- PROBLEM DETAILS: Show each line from the listing that includes the word "this".

- EXERCISE MATERIALS:
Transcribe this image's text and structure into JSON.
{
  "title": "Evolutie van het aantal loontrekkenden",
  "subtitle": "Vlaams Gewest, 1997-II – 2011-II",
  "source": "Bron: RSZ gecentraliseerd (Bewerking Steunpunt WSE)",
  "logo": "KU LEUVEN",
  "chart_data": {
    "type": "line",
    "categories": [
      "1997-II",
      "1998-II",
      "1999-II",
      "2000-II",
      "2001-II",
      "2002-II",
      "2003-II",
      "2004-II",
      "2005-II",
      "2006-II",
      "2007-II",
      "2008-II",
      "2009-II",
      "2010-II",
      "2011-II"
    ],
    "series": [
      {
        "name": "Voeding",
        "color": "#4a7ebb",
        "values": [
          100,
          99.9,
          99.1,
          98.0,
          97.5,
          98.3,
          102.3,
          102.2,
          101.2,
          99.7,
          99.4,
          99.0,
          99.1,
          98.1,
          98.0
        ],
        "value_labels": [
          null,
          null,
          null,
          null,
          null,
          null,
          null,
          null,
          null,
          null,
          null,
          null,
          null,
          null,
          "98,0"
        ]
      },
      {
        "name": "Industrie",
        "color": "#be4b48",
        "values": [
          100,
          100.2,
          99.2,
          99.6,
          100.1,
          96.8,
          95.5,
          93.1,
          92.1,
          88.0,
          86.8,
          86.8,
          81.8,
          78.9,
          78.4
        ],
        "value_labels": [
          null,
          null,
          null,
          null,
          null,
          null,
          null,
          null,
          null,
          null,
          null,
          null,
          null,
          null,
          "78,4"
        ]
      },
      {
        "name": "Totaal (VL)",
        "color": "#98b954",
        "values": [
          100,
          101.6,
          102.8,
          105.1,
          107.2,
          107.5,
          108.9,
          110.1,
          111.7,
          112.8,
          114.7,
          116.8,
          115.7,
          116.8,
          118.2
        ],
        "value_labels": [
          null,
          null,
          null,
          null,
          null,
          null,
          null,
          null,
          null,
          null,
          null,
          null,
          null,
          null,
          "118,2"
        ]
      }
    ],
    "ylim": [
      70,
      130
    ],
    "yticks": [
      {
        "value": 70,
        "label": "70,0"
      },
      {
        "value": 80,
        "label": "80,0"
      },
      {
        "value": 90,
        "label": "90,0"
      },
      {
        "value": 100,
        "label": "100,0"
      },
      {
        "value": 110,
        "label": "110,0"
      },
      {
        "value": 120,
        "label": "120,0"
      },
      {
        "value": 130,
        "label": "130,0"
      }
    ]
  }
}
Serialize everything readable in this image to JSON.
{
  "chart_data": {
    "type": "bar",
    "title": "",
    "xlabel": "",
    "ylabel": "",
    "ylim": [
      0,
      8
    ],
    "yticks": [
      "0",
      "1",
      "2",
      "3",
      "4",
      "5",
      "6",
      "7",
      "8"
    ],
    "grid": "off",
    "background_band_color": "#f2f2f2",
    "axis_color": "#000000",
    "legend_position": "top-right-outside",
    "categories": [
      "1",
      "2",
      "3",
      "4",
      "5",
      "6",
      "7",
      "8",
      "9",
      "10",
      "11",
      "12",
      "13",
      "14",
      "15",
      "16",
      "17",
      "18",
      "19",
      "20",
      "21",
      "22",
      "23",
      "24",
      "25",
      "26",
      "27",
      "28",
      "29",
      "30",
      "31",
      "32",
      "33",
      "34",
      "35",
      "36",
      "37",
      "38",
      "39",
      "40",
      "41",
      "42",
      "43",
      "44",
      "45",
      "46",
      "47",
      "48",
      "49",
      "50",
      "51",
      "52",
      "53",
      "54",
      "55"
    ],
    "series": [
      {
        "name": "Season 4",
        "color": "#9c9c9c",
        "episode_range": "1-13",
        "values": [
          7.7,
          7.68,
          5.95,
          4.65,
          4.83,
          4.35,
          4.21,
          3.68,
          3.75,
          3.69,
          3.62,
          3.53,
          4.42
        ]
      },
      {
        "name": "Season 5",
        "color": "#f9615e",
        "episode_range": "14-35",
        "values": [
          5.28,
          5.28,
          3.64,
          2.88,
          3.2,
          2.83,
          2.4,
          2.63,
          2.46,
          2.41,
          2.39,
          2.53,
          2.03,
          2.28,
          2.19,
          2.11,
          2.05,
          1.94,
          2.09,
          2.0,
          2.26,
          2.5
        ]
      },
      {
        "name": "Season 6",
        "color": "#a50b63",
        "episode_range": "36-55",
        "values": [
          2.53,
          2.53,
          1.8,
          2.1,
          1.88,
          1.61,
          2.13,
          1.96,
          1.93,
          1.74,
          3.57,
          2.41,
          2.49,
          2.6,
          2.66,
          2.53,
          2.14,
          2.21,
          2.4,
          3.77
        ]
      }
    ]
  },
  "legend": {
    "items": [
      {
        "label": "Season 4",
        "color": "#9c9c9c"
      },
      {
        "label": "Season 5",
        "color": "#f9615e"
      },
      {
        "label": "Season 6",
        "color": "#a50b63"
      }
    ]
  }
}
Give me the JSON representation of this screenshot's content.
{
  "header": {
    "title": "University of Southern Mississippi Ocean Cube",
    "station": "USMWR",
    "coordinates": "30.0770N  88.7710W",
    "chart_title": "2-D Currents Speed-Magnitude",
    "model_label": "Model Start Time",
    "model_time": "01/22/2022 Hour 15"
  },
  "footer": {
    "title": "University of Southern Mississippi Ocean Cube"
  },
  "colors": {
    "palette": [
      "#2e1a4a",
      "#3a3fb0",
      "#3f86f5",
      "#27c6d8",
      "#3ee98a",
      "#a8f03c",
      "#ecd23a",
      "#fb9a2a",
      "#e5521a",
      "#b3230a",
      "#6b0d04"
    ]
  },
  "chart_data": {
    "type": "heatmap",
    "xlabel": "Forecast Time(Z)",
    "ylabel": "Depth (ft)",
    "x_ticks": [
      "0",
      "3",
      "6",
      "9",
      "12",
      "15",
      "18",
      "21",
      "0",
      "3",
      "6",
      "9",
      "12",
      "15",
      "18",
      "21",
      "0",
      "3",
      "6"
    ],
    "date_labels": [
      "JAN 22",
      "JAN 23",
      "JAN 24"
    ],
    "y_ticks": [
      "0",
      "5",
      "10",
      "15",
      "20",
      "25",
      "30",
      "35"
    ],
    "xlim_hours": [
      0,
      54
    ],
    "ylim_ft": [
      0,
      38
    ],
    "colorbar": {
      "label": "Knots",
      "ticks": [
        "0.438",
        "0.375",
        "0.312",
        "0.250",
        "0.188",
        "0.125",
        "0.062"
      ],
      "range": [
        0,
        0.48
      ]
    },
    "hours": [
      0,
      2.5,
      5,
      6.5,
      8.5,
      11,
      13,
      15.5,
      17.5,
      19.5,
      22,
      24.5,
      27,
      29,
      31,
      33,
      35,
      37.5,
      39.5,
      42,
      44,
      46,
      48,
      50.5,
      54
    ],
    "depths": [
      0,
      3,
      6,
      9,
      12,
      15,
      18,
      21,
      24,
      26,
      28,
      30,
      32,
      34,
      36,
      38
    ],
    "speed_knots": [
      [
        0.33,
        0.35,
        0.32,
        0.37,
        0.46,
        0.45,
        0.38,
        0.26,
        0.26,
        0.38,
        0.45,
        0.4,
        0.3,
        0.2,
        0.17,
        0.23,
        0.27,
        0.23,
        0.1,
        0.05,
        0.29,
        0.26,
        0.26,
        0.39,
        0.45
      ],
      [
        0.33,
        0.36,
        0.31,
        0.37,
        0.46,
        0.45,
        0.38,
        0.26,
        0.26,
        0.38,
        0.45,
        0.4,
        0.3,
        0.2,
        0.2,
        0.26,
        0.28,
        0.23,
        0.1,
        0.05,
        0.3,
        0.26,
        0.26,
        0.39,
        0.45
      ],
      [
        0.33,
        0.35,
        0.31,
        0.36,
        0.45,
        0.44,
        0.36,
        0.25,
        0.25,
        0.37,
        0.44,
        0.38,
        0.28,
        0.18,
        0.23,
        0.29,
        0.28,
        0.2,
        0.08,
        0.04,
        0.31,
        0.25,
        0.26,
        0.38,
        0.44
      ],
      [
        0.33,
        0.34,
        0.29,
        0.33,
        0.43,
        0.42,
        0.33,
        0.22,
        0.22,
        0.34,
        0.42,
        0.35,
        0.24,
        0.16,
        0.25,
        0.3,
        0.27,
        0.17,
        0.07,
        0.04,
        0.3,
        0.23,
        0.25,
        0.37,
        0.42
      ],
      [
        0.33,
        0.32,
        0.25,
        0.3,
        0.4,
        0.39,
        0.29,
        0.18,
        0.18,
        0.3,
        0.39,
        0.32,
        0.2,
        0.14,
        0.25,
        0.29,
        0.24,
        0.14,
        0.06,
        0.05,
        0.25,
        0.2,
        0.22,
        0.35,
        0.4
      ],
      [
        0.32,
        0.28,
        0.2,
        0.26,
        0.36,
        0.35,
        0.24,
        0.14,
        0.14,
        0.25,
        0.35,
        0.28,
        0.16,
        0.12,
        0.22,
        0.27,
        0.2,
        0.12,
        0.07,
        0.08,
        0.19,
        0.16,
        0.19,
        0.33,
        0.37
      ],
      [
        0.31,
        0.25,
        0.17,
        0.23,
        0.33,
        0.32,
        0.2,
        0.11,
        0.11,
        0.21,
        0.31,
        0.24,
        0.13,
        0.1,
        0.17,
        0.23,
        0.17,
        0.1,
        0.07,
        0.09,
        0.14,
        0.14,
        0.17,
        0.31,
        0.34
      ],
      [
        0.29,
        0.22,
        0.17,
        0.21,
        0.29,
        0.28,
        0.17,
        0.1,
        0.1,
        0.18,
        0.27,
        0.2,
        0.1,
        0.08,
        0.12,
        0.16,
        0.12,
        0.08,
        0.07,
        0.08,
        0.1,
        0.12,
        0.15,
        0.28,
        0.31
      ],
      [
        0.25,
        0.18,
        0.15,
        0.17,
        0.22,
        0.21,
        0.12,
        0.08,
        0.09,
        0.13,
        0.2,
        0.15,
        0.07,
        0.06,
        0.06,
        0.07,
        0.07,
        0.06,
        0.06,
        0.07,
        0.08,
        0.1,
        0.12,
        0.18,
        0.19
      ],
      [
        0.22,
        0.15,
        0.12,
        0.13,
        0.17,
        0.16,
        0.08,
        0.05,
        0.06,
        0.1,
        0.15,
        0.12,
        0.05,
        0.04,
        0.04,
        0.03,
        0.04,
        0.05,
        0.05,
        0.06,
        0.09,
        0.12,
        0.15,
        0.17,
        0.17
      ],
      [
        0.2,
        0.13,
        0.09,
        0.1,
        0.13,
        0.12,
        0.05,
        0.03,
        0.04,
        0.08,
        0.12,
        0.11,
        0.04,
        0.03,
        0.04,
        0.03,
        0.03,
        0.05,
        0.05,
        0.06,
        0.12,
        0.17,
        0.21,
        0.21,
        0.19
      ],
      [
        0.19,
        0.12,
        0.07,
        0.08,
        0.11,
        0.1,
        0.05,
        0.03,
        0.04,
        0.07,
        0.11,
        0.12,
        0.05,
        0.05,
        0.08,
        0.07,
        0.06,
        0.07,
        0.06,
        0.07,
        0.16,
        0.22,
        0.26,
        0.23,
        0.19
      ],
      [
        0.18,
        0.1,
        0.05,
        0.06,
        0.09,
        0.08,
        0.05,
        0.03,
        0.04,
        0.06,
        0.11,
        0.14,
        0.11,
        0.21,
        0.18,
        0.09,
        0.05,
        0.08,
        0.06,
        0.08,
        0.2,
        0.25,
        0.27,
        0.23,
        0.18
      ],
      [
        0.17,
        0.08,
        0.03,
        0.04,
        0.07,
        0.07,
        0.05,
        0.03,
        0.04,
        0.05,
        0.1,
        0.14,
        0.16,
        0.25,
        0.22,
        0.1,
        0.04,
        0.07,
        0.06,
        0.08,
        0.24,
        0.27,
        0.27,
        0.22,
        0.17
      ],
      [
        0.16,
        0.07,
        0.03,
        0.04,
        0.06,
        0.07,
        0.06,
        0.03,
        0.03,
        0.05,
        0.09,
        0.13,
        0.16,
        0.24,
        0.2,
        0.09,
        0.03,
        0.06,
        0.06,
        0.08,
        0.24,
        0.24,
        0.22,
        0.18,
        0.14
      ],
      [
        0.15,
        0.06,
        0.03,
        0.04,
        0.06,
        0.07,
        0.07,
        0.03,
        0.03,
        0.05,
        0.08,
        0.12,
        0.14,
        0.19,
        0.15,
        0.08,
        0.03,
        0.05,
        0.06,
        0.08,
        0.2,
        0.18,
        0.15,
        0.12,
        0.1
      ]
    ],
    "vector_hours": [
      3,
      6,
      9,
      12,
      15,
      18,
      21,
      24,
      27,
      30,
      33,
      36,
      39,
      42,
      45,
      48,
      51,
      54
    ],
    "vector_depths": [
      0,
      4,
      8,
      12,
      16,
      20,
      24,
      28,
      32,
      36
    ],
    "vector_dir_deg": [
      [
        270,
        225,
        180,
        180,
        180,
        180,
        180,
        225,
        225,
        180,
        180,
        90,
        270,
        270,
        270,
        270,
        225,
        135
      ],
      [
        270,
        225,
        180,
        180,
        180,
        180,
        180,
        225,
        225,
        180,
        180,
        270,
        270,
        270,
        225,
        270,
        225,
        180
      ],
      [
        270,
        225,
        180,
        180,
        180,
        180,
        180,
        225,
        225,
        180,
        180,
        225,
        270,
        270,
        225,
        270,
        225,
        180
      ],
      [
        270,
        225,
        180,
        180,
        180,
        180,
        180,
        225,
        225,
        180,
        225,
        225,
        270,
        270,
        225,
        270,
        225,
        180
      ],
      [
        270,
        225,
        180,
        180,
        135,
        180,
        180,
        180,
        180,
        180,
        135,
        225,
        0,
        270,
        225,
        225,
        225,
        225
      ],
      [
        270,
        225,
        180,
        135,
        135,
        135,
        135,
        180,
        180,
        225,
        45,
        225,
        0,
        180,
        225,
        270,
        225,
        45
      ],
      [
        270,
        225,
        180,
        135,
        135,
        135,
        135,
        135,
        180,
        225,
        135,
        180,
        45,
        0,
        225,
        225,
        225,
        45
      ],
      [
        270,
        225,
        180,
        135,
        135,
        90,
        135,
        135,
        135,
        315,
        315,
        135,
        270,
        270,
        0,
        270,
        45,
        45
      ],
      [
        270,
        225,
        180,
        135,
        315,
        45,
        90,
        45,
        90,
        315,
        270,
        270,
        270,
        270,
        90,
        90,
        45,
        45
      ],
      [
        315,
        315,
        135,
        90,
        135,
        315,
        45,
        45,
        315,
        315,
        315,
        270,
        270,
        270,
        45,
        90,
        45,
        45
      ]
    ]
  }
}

- REPLY TO THE TASK:
Transcribe this image's text and structure into JSON.
Serialize everything readable in this image to JSON.
Give me the JSON representation of this screenshot's content.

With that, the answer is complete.